*Given exercise*: Write out each entry, exactly the way it appears.

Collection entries
⁂

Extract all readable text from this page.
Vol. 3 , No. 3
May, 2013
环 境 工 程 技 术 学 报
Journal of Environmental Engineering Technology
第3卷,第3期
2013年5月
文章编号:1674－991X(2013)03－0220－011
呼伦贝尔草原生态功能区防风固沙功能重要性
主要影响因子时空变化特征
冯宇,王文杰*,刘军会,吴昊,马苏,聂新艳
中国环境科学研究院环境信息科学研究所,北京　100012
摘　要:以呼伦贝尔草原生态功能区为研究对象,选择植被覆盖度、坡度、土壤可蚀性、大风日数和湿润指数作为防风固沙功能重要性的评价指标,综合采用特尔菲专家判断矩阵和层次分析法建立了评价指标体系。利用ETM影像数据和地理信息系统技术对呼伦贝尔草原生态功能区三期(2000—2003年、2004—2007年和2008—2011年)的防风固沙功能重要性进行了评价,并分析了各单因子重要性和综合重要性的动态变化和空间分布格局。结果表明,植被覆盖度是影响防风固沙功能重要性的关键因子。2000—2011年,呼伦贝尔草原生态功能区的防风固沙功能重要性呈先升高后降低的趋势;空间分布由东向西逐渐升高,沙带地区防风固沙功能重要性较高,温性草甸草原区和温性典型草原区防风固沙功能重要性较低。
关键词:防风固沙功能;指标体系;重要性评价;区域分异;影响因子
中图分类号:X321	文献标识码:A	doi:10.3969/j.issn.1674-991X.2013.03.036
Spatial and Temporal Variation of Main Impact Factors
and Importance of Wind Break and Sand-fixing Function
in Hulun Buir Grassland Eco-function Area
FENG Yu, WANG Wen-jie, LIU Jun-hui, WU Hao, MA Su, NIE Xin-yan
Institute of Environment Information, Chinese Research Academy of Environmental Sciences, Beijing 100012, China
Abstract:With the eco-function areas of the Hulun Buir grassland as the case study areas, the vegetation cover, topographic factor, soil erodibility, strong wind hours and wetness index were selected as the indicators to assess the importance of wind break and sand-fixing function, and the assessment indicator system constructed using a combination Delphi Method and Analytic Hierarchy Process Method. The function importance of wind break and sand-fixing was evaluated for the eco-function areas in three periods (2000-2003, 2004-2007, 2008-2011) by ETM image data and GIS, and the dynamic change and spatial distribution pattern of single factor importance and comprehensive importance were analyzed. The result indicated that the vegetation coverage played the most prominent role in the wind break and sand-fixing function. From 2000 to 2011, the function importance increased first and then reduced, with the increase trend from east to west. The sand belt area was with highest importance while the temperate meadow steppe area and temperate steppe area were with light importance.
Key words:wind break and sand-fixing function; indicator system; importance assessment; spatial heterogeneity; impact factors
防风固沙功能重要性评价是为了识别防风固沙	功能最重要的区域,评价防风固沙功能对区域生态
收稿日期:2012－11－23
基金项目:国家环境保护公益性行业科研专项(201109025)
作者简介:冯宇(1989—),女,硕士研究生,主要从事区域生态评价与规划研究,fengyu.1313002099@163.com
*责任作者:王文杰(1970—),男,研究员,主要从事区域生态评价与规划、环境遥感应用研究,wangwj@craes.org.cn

⁂

*Complete output*:
Extract all readable text from this page.
Vol. 3 , No. 3
May, 2013
环 境 工 程 技 术 学 报
Journal of Environmental Engineering Technology
第3卷,第3期
2013年5月
文章编号:1674－991X(2013)03－0220－011
呼伦贝尔草原生态功能区防风固沙功能重要性
主要影响因子时空变化特征
冯宇,王文杰*,刘军会,吴昊,马苏,聂新艳
中国环境科学研究院环境信息科学研究所,北京　100012
摘　要:以呼伦贝尔草原生态功能区为研究对象,选择植被覆盖度、坡度、土壤可蚀性、大风日数和湿润指数作为防风固沙功能重要性的评价指标,综合采用特尔菲专家判断矩阵和层次分析法建立了评价指标体系。利用ETM影像数据和地理信息系统技术对呼伦贝尔草原生态功能区三期(2000—2003年、2004—2007年和2008—2011年)的防风固沙功能重要性进行了评价,并分析了各单因子重要性和综合重要性的动态变化和空间分布格局。结果表明,植被覆盖度是影响防风固沙功能重要性的关键因子。2000—2011年,呼伦贝尔草原生态功能区的防风固沙功能重要性呈先升高后降低的趋势;空间分布由东向西逐渐升高,沙带地区防风固沙功能重要性较高,温性草甸草原区和温性典型草原区防风固沙功能重要性较低。
关键词:防风固沙功能;指标体系;重要性评价;区域分异;影响因子
中图分类号:X321	文献标识码:A	doi:10.3969/j.issn.1674-991X.2013.03.036
Spatial and Temporal Variation of Main Impact Factors
and Importance of Wind Break and Sand-fixing Function
in Hulun Buir Grassland Eco-function Area
FENG Yu, WANG Wen-jie, LIU Jun-hui, WU Hao, MA Su, NIE Xin-yan
Institute of Environment Information, Chinese Research Academy of Environmental Sciences, Beijing 100012, China
Abstract:With the eco-function areas of the Hulun Buir grassland as the case study areas, the vegetation cover, topographic factor, soil erodibility, strong wind hours and wetness index were selected as the indicators to assess the importance of wind break and sand-fixing function, and the assessment indicator system constructed using a combination Delphi Method and Analytic Hierarchy Process Method. The function importance of wind break and sand-fixing was evaluated for the eco-function areas in three periods (2000-2003, 2004-2007, 2008-2011) by ETM image data and GIS, and the dynamic change and spatial distribution pattern of single factor importance and comprehensive importance were analyzed. The result indicated that the vegetation coverage played the most prominent role in the wind break and sand-fixing function. From 2000 to 2011, the function importance increased first and then reduced, with the increase trend from east to west. The sand belt area was with highest importance while the temperate meadow steppe area and temperate steppe area were with light importance.
Key words:wind break and sand-fixing function; indicator system; importance assessment; spatial heterogeneity; impact factors
防风固沙功能重要性评价是为了识别防风固沙	功能最重要的区域,评价防风固沙功能对区域生态
收稿日期:2012－11－23
基金项目:国家环境保护公益性行业科研专项(201109025)
作者简介:冯宇(1989—),女,硕士研究生,主要从事区域生态评价与规划研究,fengyu.1313002099@163.com
*责任作者:王文杰(1970—),男,研究员,主要从事区域生态评价与规划、环境遥感应用研究,wangwj@craes.org.cn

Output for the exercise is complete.